Stored data entries:
------------------------------------
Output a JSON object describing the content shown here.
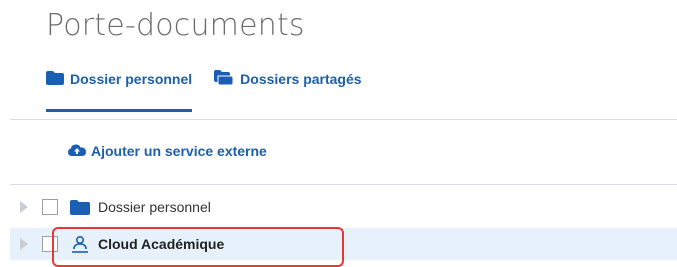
{
  "page": {
    "title": "Porte-documents"
  },
  "tabs": [
    {
      "label": "Dossier personnel",
      "icon": "folder-icon",
      "active": true
    },
    {
      "label": "Dossiers partagés",
      "icon": "folders-icon",
      "active": false
    }
  ],
  "actions": {
    "add_service_label": "Ajouter un service externe",
    "add_service_icon": "cloud-upload-icon"
  },
  "tree": {
    "items": [
      {
        "label": "Dossier personnel",
        "icon": "folder-icon",
        "selected": false
      },
      {
        "label": "Cloud Académique",
        "icon": "cloud-user-icon",
        "selected": true
      }
    ]
  },
  "colors": {
    "accent": "#1a5fb4",
    "link": "#1f5fa8",
    "row_highlight": "#e7f1fb",
    "annotation_border": "#e53935"
  }
}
------------------------------------
* [Task requirements]:
Reproduce all entries exactly. Pictures do not belong in the copy.

* [Reply to the task]:
Output a JSON object describing the content shown here.
{
  "page": {
    "title": "Porte-documents"
  },
  "tabs": [
    {
      "label": "Dossier personnel",
      "icon": "folder-icon",
      "active": true
    },
    {
      "label": "Dossiers partagés",
      "icon": "folders-icon",
      "active": false
    }
  ],
  "actions": {
    "add_service_label": "Ajouter un service externe",
    "add_service_icon": "cloud-upload-icon"
  },
  "tree": {
    "items": [
      {
        "label": "Dossier personnel",
        "icon": "folder-icon",
        "selected": false
      },
      {
        "label": "Cloud Académique",
        "icon": "cloud-user-icon",
        "selected": true
      }
    ]
  },
  "colors": {
    "accent": "#1a5fb4",
    "link": "#1f5fa8",
    "row_highlight": "#e7f1fb",
    "annotation_border": "#e53935"
  }
}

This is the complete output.